**Given task:** Write out the lines from the line containing "Convert this screenshot" through the final line of the listing below, exactly, omitting every other line.

**Records shown:**
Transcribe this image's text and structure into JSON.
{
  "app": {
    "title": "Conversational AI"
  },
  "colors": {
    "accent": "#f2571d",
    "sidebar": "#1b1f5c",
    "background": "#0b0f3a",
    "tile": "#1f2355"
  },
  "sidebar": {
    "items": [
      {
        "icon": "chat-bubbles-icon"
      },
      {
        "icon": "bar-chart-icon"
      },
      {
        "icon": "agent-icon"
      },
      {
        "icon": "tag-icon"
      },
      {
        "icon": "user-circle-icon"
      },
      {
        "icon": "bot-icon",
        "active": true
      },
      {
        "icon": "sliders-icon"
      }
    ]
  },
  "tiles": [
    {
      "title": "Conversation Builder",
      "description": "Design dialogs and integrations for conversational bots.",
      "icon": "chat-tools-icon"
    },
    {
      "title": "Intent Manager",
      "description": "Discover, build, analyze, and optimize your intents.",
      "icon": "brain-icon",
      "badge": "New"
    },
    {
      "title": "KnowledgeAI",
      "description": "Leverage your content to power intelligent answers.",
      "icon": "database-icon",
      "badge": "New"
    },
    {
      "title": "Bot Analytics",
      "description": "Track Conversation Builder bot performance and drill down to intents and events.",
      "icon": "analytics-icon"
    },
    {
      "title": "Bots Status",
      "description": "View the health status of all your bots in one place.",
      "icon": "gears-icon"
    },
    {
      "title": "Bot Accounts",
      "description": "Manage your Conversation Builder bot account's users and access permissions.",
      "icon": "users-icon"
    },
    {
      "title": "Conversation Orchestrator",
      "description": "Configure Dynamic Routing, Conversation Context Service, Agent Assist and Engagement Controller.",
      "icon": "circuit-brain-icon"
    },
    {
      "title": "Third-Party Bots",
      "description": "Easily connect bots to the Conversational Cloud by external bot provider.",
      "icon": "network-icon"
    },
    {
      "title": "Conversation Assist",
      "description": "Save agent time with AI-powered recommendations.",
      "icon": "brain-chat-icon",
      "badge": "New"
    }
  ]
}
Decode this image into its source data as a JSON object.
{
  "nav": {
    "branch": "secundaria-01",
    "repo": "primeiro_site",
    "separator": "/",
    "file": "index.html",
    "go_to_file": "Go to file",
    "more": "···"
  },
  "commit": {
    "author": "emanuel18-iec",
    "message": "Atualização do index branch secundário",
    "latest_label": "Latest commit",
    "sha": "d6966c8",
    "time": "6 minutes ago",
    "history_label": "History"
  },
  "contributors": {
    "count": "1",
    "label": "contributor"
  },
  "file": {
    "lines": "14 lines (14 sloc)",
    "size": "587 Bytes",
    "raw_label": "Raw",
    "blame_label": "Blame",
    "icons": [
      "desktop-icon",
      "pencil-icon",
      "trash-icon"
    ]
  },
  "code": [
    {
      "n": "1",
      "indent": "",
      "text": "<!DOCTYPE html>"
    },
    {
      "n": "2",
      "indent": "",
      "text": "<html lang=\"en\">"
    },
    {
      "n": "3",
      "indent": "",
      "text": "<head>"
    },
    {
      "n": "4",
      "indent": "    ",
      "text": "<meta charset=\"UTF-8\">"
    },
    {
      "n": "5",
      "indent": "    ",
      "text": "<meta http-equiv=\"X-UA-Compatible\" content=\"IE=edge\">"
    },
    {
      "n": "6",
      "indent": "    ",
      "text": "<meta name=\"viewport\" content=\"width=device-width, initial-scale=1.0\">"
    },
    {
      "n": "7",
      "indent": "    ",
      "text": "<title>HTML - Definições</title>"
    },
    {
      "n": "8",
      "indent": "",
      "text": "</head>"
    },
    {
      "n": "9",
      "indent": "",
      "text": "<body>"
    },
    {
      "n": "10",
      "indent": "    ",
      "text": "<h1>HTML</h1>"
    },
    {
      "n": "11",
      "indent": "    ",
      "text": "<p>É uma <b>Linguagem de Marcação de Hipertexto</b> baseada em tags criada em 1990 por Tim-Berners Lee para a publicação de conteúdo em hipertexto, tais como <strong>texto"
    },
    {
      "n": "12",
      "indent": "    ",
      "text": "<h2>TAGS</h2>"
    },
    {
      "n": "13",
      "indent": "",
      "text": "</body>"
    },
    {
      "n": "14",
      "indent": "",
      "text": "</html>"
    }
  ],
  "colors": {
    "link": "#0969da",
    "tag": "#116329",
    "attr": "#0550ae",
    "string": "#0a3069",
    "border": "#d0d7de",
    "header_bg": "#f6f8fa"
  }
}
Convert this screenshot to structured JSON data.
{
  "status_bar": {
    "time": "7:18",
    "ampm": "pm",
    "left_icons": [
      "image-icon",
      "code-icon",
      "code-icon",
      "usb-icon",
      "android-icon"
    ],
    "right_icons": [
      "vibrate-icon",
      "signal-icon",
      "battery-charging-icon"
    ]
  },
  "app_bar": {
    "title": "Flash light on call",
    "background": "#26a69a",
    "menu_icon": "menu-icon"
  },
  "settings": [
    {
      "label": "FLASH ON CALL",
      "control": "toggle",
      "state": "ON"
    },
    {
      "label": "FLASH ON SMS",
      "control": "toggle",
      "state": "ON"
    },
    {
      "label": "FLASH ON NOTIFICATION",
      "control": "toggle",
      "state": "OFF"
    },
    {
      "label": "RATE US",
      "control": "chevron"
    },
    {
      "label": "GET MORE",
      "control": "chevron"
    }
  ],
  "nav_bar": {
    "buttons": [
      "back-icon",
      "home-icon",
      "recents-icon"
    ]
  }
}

**Completed task:**
Convert this screenshot to structured JSON data.
{
  "status_bar": {
    "time": "7:18",
    "ampm": "pm",
    "left_icons": [
      "image-icon",
      "code-icon",
      "code-icon",
      "usb-icon",
      "android-icon"
    ],
    "right_icons": [
      "vibrate-icon",
      "signal-icon",
      "battery-charging-icon"
    ]
  },
  "app_bar": {
    "title": "Flash light on call",
    "background": "#26a69a",
    "menu_icon": "menu-icon"
  },
  "settings": [
    {
      "label": "FLASH ON CALL",
      "control": "toggle",
      "state": "ON"
    },
    {
      "label": "FLASH ON SMS",
      "control": "toggle",
      "state": "ON"
    },
    {
      "label": "FLASH ON NOTIFICATION",
      "control": "toggle",
      "state": "OFF"
    },
    {
      "label": "RATE US",
      "control": "chevron"
    },
    {
      "label": "GET MORE",
      "control": "chevron"
    }
  ],
  "nav_bar": {
    "buttons": [
      "back-icon",
      "home-icon",
      "recents-icon"
    ]
  }
}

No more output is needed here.